Data shown

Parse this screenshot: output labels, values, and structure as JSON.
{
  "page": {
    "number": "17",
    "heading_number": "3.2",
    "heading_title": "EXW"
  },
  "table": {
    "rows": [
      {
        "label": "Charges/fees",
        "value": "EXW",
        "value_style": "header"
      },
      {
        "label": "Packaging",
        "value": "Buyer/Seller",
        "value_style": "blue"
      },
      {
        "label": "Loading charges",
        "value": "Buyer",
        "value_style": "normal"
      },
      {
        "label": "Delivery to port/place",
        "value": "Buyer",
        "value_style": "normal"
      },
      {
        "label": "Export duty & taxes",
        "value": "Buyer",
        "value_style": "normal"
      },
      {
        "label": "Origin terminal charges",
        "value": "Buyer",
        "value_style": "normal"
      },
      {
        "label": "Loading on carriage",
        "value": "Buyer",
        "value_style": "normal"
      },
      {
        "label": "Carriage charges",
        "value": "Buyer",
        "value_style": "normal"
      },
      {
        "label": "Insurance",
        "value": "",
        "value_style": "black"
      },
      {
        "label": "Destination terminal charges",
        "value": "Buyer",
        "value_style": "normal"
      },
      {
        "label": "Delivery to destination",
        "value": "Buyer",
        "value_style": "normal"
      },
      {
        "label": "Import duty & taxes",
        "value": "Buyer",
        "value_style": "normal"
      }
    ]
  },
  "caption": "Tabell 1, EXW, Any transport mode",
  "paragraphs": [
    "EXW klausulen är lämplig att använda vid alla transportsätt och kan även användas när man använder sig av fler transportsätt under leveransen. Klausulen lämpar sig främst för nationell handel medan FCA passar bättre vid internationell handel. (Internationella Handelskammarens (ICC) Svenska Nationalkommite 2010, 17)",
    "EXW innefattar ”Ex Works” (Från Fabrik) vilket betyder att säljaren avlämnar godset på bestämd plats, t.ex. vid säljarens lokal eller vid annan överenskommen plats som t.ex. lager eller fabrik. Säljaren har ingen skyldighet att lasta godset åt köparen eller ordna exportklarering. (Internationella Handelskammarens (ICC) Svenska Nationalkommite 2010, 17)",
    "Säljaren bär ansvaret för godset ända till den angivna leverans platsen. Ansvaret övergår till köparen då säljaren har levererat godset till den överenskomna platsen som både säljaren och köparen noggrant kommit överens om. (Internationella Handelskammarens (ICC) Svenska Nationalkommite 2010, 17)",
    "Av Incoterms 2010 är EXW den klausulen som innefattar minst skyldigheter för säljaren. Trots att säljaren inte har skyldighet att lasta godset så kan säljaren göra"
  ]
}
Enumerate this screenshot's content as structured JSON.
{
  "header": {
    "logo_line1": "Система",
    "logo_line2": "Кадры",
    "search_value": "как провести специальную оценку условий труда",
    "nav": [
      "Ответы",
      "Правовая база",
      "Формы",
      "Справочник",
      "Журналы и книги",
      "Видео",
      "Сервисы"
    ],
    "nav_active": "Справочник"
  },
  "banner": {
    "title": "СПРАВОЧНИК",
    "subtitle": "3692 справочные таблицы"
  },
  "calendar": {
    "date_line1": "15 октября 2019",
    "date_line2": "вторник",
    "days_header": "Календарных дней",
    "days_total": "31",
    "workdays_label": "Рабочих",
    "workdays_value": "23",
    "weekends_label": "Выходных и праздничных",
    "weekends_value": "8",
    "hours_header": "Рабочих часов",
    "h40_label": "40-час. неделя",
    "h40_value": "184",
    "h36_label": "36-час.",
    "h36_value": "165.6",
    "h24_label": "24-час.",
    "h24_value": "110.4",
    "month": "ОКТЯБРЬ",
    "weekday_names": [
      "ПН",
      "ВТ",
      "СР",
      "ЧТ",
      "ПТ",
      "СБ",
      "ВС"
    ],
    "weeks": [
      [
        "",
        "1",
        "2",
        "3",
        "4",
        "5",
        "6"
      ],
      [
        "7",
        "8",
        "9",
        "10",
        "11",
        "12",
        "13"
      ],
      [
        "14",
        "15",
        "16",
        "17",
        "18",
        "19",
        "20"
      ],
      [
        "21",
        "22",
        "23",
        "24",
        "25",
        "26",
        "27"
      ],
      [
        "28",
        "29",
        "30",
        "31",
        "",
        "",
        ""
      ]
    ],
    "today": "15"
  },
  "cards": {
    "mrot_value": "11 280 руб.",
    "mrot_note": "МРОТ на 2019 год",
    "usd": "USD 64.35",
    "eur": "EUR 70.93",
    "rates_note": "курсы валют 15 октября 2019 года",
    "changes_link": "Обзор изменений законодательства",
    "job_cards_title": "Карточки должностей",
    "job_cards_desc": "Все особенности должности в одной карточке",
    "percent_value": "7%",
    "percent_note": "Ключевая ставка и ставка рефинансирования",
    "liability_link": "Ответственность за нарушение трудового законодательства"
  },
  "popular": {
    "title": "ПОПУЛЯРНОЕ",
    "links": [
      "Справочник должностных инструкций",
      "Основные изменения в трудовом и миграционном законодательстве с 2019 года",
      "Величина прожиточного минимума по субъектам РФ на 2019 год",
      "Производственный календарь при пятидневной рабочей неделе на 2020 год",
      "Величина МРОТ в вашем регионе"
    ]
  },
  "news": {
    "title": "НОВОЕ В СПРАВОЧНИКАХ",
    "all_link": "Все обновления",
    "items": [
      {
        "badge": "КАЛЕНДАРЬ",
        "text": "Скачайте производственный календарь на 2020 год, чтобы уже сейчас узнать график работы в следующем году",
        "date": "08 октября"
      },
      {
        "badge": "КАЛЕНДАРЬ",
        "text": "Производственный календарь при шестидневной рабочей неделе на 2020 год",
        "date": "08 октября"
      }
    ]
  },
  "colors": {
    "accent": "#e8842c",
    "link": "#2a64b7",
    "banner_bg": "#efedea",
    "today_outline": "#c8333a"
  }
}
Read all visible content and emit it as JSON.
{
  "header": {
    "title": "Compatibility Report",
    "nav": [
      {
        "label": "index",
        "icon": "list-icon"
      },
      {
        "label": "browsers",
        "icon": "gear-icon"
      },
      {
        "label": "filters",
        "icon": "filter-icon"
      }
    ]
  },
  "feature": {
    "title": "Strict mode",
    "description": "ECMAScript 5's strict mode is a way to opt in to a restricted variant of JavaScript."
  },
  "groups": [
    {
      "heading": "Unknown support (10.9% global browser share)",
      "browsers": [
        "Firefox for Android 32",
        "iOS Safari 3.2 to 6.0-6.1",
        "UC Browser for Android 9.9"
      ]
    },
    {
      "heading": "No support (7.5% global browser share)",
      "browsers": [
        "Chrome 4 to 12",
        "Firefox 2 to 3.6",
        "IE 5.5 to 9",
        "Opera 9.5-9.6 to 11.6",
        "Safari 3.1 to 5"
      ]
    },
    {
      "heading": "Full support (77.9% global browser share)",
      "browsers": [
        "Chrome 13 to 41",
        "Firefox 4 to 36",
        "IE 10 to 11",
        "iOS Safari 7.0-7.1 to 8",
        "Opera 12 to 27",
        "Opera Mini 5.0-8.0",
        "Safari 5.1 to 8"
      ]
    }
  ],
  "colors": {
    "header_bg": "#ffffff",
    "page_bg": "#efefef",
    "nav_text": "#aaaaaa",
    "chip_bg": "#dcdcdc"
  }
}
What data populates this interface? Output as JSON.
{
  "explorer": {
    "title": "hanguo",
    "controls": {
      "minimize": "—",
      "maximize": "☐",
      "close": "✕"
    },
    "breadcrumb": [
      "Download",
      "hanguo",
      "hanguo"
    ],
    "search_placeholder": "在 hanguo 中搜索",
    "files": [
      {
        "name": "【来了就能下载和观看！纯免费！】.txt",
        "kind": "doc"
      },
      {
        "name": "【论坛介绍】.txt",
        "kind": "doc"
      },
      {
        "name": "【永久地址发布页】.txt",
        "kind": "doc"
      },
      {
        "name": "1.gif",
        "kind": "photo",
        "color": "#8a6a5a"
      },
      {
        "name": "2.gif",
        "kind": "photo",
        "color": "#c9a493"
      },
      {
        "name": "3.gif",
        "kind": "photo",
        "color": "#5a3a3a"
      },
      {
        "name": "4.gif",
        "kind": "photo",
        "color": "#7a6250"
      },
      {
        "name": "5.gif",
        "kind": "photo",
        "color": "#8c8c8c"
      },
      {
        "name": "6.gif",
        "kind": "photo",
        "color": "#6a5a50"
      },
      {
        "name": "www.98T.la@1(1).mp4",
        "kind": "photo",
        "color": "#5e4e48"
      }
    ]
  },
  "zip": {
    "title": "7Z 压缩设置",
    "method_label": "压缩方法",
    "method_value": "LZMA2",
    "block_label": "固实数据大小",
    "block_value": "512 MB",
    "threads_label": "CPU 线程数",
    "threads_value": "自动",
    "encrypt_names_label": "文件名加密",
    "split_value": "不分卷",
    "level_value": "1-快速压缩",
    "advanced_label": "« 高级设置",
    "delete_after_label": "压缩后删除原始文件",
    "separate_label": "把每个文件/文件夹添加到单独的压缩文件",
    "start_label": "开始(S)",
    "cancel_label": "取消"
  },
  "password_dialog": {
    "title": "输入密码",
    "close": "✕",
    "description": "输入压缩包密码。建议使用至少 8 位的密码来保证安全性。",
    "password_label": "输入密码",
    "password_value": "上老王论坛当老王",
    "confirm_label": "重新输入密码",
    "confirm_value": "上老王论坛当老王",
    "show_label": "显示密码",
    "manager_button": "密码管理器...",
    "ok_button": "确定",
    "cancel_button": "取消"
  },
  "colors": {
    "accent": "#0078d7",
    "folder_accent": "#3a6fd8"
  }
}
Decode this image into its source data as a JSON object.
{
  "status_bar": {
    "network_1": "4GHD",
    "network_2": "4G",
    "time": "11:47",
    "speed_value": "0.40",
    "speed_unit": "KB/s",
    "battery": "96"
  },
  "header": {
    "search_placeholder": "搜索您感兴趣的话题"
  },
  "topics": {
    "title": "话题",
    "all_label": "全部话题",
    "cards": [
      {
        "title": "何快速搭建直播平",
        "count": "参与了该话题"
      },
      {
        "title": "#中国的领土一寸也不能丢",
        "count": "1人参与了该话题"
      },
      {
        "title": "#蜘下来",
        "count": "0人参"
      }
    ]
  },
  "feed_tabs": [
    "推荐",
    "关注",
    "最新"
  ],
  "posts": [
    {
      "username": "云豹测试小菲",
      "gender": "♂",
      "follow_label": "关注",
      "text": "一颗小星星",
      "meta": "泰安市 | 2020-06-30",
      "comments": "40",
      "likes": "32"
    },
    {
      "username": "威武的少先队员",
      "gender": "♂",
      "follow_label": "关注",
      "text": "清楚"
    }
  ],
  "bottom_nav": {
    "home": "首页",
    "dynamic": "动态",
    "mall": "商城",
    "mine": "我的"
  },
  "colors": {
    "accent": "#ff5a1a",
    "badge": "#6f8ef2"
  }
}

Problem statement
Establish how many lines of the records contain the string "terminal" and state that number without elaboration.

Solution to this exercise
2